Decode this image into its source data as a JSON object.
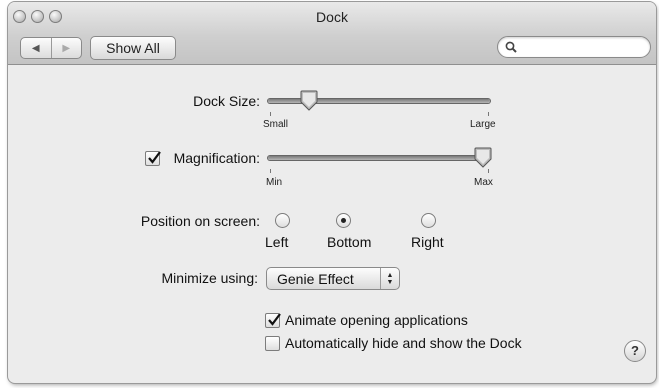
{
  "window": {
    "title": "Dock"
  },
  "toolbar": {
    "back_icon": "back-arrow-icon",
    "forward_icon": "forward-arrow-icon",
    "show_all_label": "Show All",
    "search_placeholder": "",
    "search_icon": "magnifier-icon"
  },
  "dock_size": {
    "label": "Dock Size:",
    "min_label": "Small",
    "max_label": "Large",
    "value": 0.18
  },
  "magnification": {
    "label": "Magnification:",
    "checked": true,
    "min_label": "Min",
    "max_label": "Max",
    "value": 0.98
  },
  "position": {
    "label": "Position on screen:",
    "options": [
      "Left",
      "Bottom",
      "Right"
    ],
    "selected": "Bottom"
  },
  "minimize": {
    "label": "Minimize using:",
    "selected": "Genie Effect"
  },
  "options": {
    "animate_label": "Animate opening applications",
    "animate_checked": true,
    "autohide_label": "Automatically hide and show the Dock",
    "autohide_checked": false
  },
  "help": {
    "label": "?"
  },
  "colors": {
    "window_bg": "#ececec",
    "titlebar_bg": "#cfcfcf"
  }
}
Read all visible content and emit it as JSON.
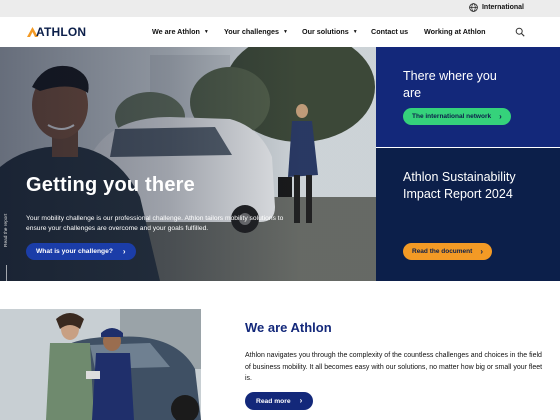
{
  "topbar": {
    "language_label": "International"
  },
  "nav": {
    "logo_text": "ATHLON",
    "items": [
      {
        "label": "We are Athlon",
        "dropdown": true
      },
      {
        "label": "Your challenges",
        "dropdown": true
      },
      {
        "label": "Our solutions",
        "dropdown": true
      },
      {
        "label": "Contact us",
        "dropdown": false
      },
      {
        "label": "Working at Athlon",
        "dropdown": false
      }
    ],
    "search_icon": "search-icon"
  },
  "hero": {
    "title": "Getting you there",
    "text": "Your mobility challenge is our professional challenge. Athlon tailors mobility solutions to ensure your challenges are overcome and your goals fulfilled.",
    "button_label": "What is your challenge?",
    "side_label": "Read the report"
  },
  "panels": {
    "network": {
      "title": "There where you are",
      "button_label": "The international network",
      "color": "#13287a",
      "button_color": "#35d27b"
    },
    "report": {
      "title": "Athlon Sustainability Impact Report 2024",
      "button_label": "Read the document",
      "color": "#0c1f4a",
      "button_color": "#f39a25"
    }
  },
  "about": {
    "title": "We are Athlon",
    "text": "Athlon navigates you through the complexity of the countless challenges and choices in the field of business mobility. It all becomes easy with our solutions, no matter how big or small your fleet is.",
    "button_label": "Read more"
  },
  "colors": {
    "brand_navy": "#0c1f4a",
    "brand_blue": "#13287a",
    "accent_orange": "#f39a25",
    "accent_green": "#35d27b"
  }
}
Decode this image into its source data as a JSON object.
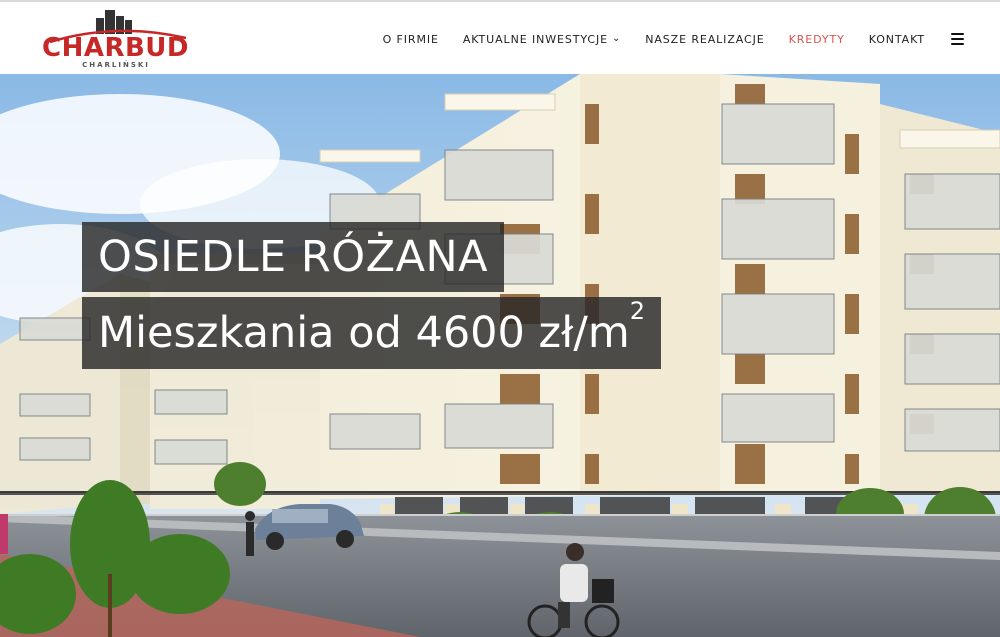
{
  "brand": {
    "name": "CHARBUD",
    "subtitle": "CHARLIŃSKI",
    "red": "#c62828",
    "dark": "#333333"
  },
  "nav": {
    "items": [
      {
        "label": "O FIRMIE",
        "active": false
      },
      {
        "label": "AKTUALNE INWESTYCJE",
        "active": false,
        "has_dropdown": true
      },
      {
        "label": "NASZE REALIZACJE",
        "active": false
      },
      {
        "label": "KREDYTY",
        "active": true
      },
      {
        "label": "KONTAKT",
        "active": false
      }
    ],
    "active_color": "#d9534f",
    "menu_icon": "hamburger-menu-icon",
    "dropdown_icon": "chevron-down-icon"
  },
  "hero": {
    "title": "OSIEDLE RÓŻANA",
    "subtitle_main": "Mieszkania od 4600 zł/m",
    "subtitle_sup": "2",
    "overlay_color": "rgba(40,40,40,0.82)"
  }
}
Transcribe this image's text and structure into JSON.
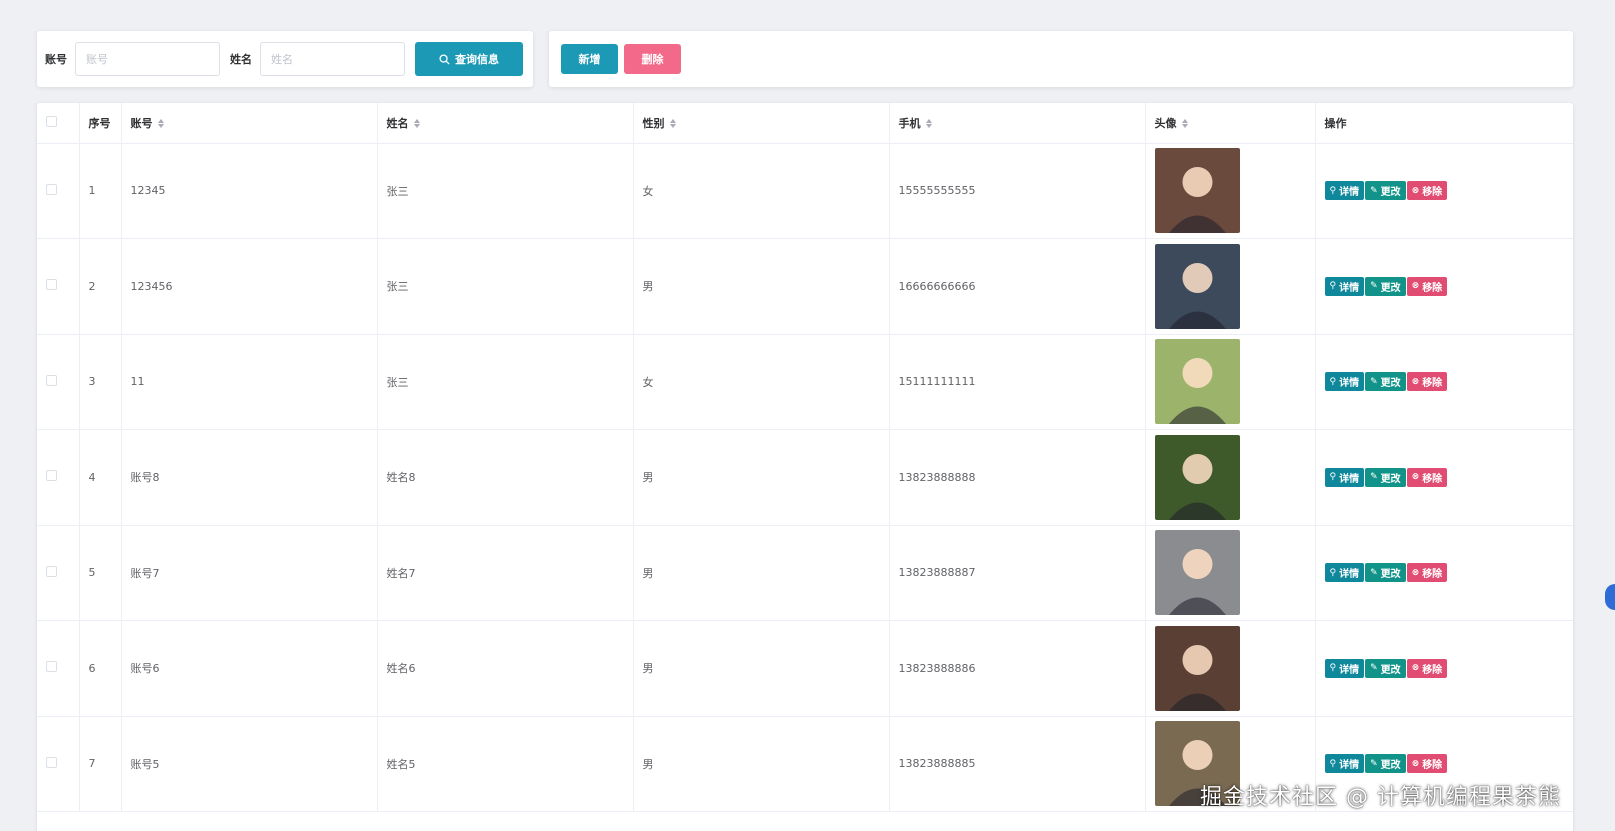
{
  "search": {
    "account_label": "账号",
    "account_placeholder": "账号",
    "name_label": "姓名",
    "name_placeholder": "姓名",
    "search_button": "查询信息"
  },
  "actions": {
    "add_button": "新增",
    "delete_button": "删除"
  },
  "table": {
    "headers": {
      "index": "序号",
      "account": "账号",
      "name": "姓名",
      "gender": "性别",
      "phone": "手机",
      "avatar": "头像",
      "ops": "操作"
    },
    "row_actions": {
      "detail": "详情",
      "edit": "更改",
      "remove": "移除"
    },
    "rows": [
      {
        "index": "1",
        "account": "12345",
        "name": "张三",
        "gender": "女",
        "phone": "15555555555",
        "avatar_color": "#6b4a3e"
      },
      {
        "index": "2",
        "account": "123456",
        "name": "张三",
        "gender": "男",
        "phone": "16666666666",
        "avatar_color": "#3d4a5c"
      },
      {
        "index": "3",
        "account": "11",
        "name": "张三",
        "gender": "女",
        "phone": "15111111111",
        "avatar_color": "#9bb36a"
      },
      {
        "index": "4",
        "account": "账号8",
        "name": "姓名8",
        "gender": "男",
        "phone": "13823888888",
        "avatar_color": "#3f5a2a"
      },
      {
        "index": "5",
        "account": "账号7",
        "name": "姓名7",
        "gender": "男",
        "phone": "13823888887",
        "avatar_color": "#8a8c90"
      },
      {
        "index": "6",
        "account": "账号6",
        "name": "姓名6",
        "gender": "男",
        "phone": "13823888886",
        "avatar_color": "#5a4034"
      },
      {
        "index": "7",
        "account": "账号5",
        "name": "姓名5",
        "gender": "男",
        "phone": "13823888885",
        "avatar_color": "#7a6a52"
      }
    ]
  },
  "watermark": "掘金技术社区 @ 计算机编程果茶熊",
  "colors": {
    "primary": "#1c9ab5",
    "danger": "#f3698a",
    "detail": "#10889c",
    "edit": "#12938a",
    "remove": "#e14d72"
  }
}
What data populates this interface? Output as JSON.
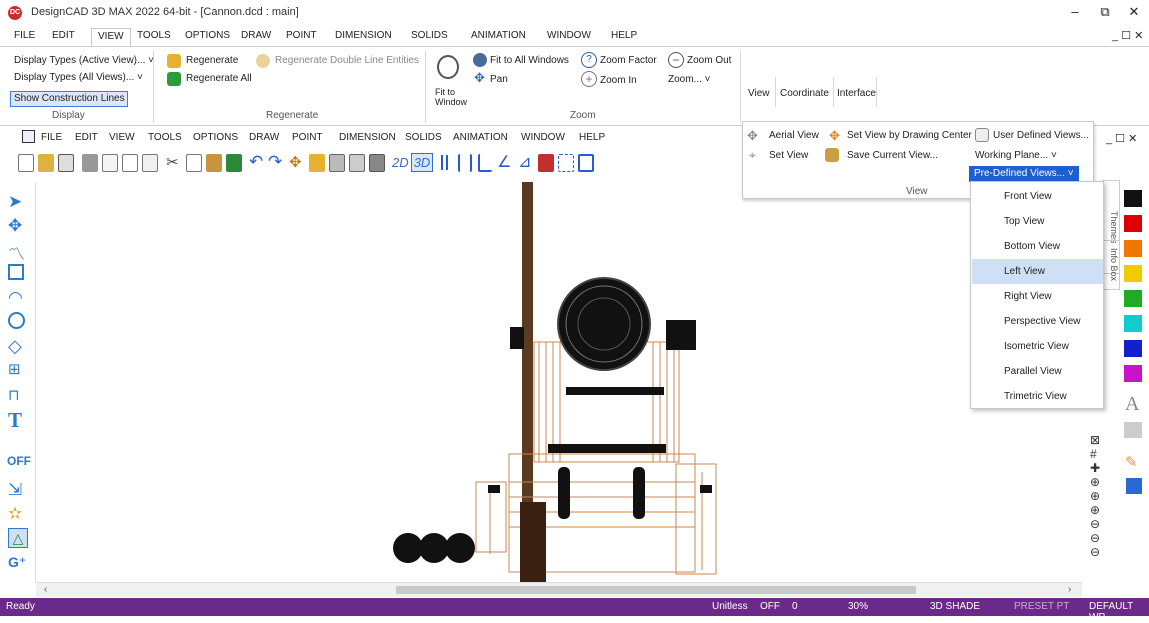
{
  "app": {
    "title": "DesignCAD 3D MAX 2022 64-bit - [Cannon.dcd : main]",
    "logo_text": "DC"
  },
  "window_controls": {
    "minimize": "–",
    "restore": "⧉",
    "close": "✕",
    "doc_controls": "_ ☐ ✕"
  },
  "menubar": {
    "items": [
      "FILE",
      "EDIT",
      "VIEW",
      "TOOLS",
      "OPTIONS",
      "DRAW",
      "POINT",
      "DIMENSION",
      "SOLIDS",
      "ANIMATION",
      "WINDOW",
      "HELP"
    ],
    "active": "VIEW"
  },
  "ribbon": {
    "display": {
      "types_active": "Display Types (Active View)... ˅",
      "types_all": "Display Types (All Views)... ˅",
      "show_construction": "Show Construction Lines",
      "group_label": "Display"
    },
    "regenerate": {
      "regenerate": "Regenerate",
      "regenerate_all": "Regenerate All",
      "regenerate_double": "Regenerate Double Line Entities",
      "group_label": "Regenerate"
    },
    "zoom": {
      "fit_to_window": "Fit to Window",
      "fit_all": "Fit to All Windows",
      "pan": "Pan",
      "zoom_factor": "Zoom Factor",
      "zoom_in": "Zoom In",
      "zoom_out": "Zoom Out",
      "zoom_menu": "Zoom... ˅",
      "group_label": "Zoom"
    },
    "view_tabs": {
      "view": "View",
      "coordinate": "Coordinate",
      "interface": "Interface"
    }
  },
  "secondary_menubar": {
    "items": [
      "FILE",
      "EDIT",
      "VIEW",
      "TOOLS",
      "OPTIONS",
      "DRAW",
      "POINT",
      "DIMENSION",
      "SOLIDS",
      "ANIMATION",
      "WINDOW",
      "HELP"
    ]
  },
  "toolbar2": {
    "mode_2d": "2D",
    "mode_3d": "3D"
  },
  "view_panel": {
    "aerial_view": "Aerial View",
    "set_view_center": "Set View by Drawing Center",
    "user_defined": "User Defined Views...",
    "set_view": "Set View",
    "save_current": "Save Current View...",
    "working_plane": "Working Plane... ˅",
    "predefined": "Pre-Defined Views... ˅",
    "group_label": "View"
  },
  "predefined_views": {
    "items": [
      "Front View",
      "Top View",
      "Bottom View",
      "Left View",
      "Right View",
      "Perspective View",
      "Isometric View",
      "Parallel View",
      "Trimetric View"
    ],
    "hovered": "Left View"
  },
  "side_tabs": {
    "themes": "Themes",
    "info_box": "Info Box"
  },
  "left_toolbar": {
    "off_label": "OFF"
  },
  "status": {
    "ready": "Ready",
    "units": "Unitless",
    "snap": "OFF",
    "snap_value": "0",
    "zoom": "30%",
    "shade": "3D SHADE",
    "preset": "PRESET PT",
    "workplane": "DEFAULT WP"
  },
  "colors": {
    "swatches": [
      "#111111",
      "#dd0000",
      "#ee7700",
      "#eecc00",
      "#22aa22",
      "#11cccc",
      "#1122cc",
      "#cc11cc"
    ],
    "status_bar": "#6a2a8a",
    "accent": "#1e5ed1"
  }
}
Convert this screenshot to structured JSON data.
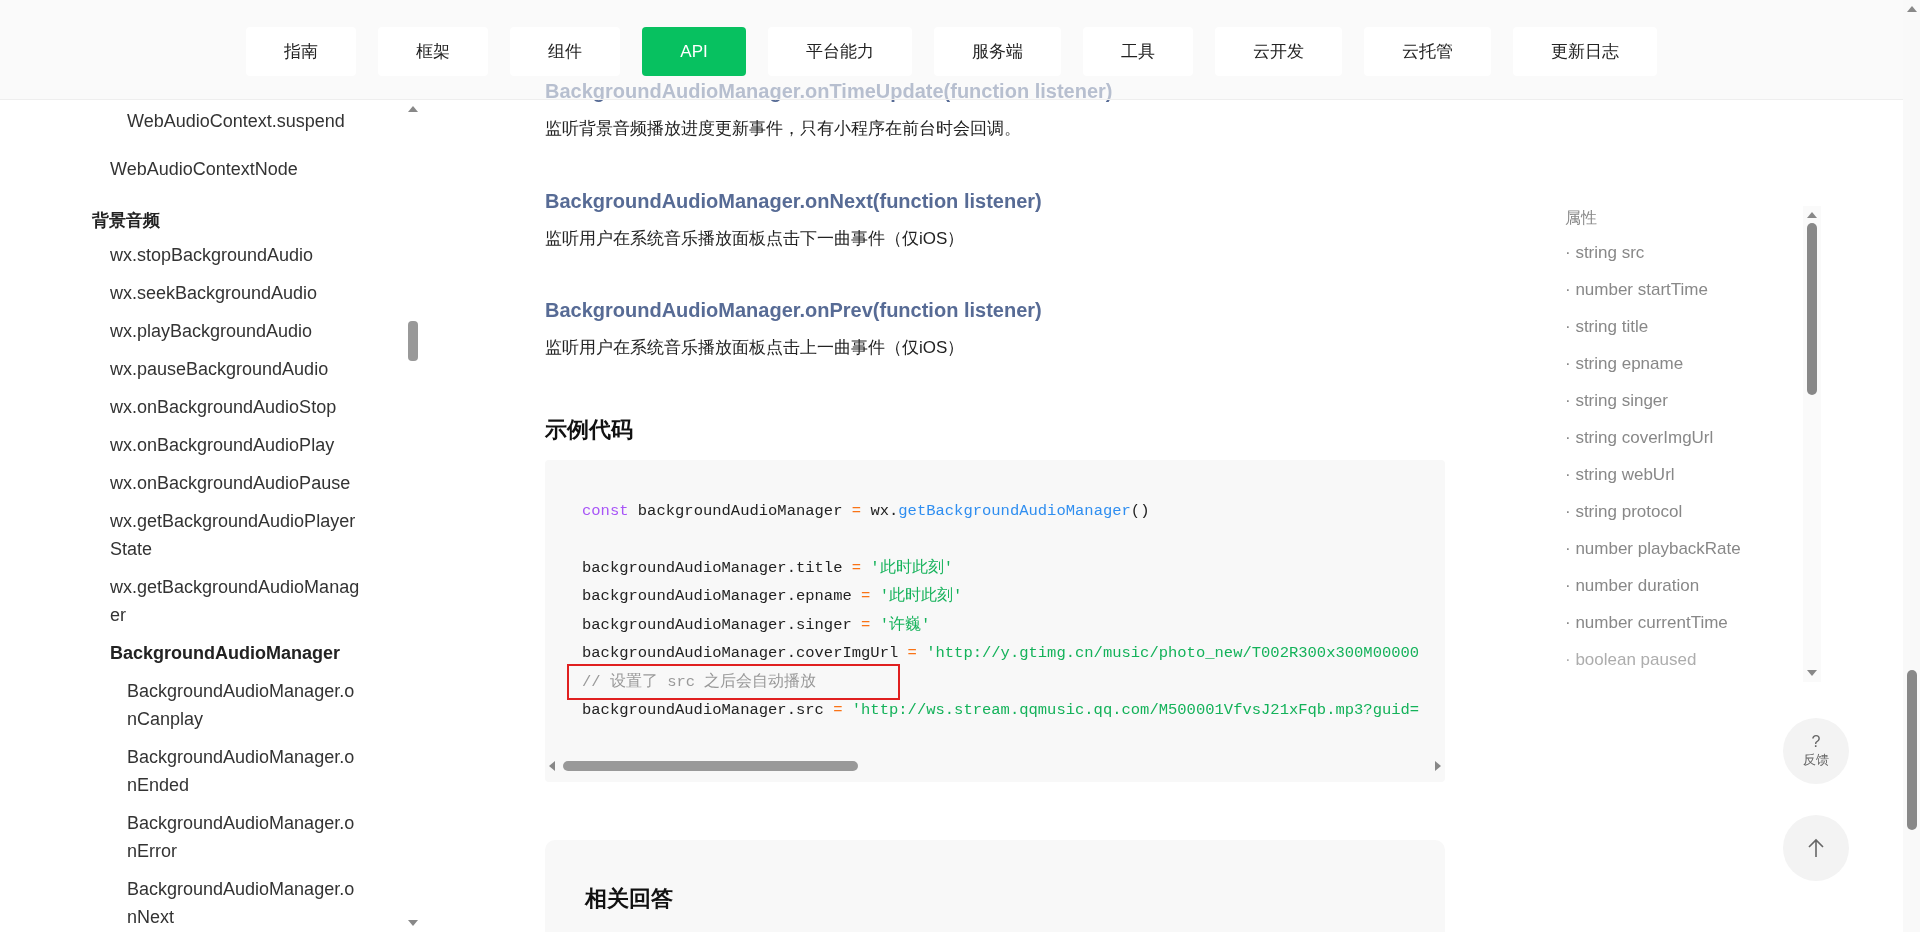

+++++

Requirements
Return all lines with the word "What" in them.

Result
    "button_label": "What is your challenge?",
What data populates this interface? Output as JSON.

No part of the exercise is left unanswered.